(EXERCISE OBJECTIVE) Locate the word "ТЦСОН" in the entries below, then gather every line that holds it.

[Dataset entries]
********************

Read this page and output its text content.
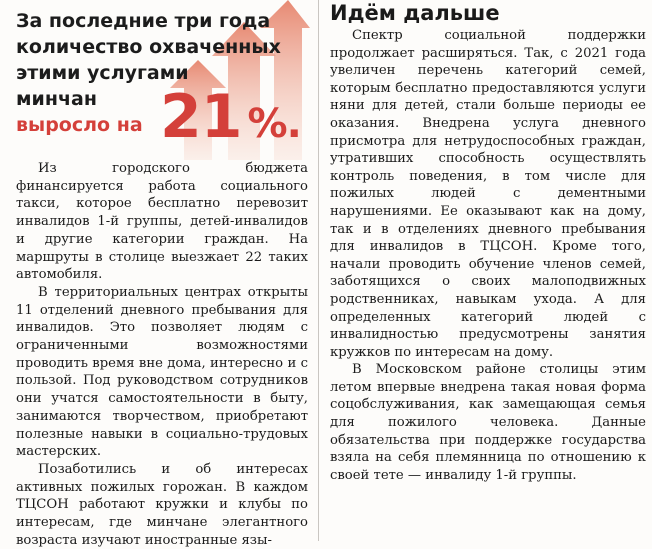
За последние три года
количество охваченных
этими услугами
минчан
выросло на 21 %.

Из городского бюджета финансируется работа социального такси, которое бесплатно перевозит инвалидов 1-й группы, детей-инвалидов и другие категории граждан. На маршруты в столице выезжает 22 таких автомобиля.

В территориальных центрах открыты 11 отделений дневного пребывания для инвалидов. Это позволяет людям с ограниченными возможностями проводить время вне дома, интересно и с пользой. Под руководством сотрудников они учатся самостоятельности в быту, занимаются творчеством, приобретают полезные навыки в социально-трудовых мастерских.

Позаботились и об интересах активных пожилых горожан. В каждом ТЦСОН работают кружки и клубы по интересам, где минчане элегантного возраста изучают иностранные язы-

Идём дальше

Спектр социальной поддержки продолжает расширяться. Так, с 2021 года увеличен перечень категорий семей, которым бесплатно предоставляются услуги няни для детей, стали больше периоды ее оказания. Внедрена услуга дневного присмотра для нетрудоспособных граждан, утративших способность осуществлять контроль поведения, в том числе для пожилых людей с дементными нарушениями. Ее оказывают как на дому, так и в отделениях дневного пребывания для инвалидов в ТЦСОН. Кроме того, начали проводить обучение членов семей, заботящихся о своих малоподвижных родственниках, навыкам ухода. А для определенных категорий людей с инвалидностью предусмотрены занятия кружков по интересам на дому.

В Московском районе столицы этим летом впервые внедрена такая новая форма соцобслуживания, как замещающая семья для пожилого человека. Данные обязательства при поддержке государства взяла на себя племянница по отношению к своей тете — инвалиду 1-й группы.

********************

(CORRECT OUTPUT)
Позаботились и об интересах активных пожилых горожан. В каждом ТЦСОН работают кружки и клубы по интересам, где минчане элегантного возраста изучают иностранные язы-
Спектр социальной поддержки продолжает расширяться. Так, с 2021 года увеличен перечень категорий семей, которым бесплатно предоставляются услуги няни для детей, стали больше периоды ее оказания. Внедрена услуга дневного присмотра для нетрудоспособных граждан, утративших способность осуществлять контроль поведения, в том числе для пожилых людей с дементными нарушениями. Ее оказывают как на дому, так и в отделениях дневного пребывания для инвалидов в ТЦСОН. Кроме того, начали проводить обучение членов семей, заботящихся о своих малоподвижных родственниках, навыкам ухода. А для определенных категорий людей с инвалидностью предусмотрены занятия кружков по интересам на дому.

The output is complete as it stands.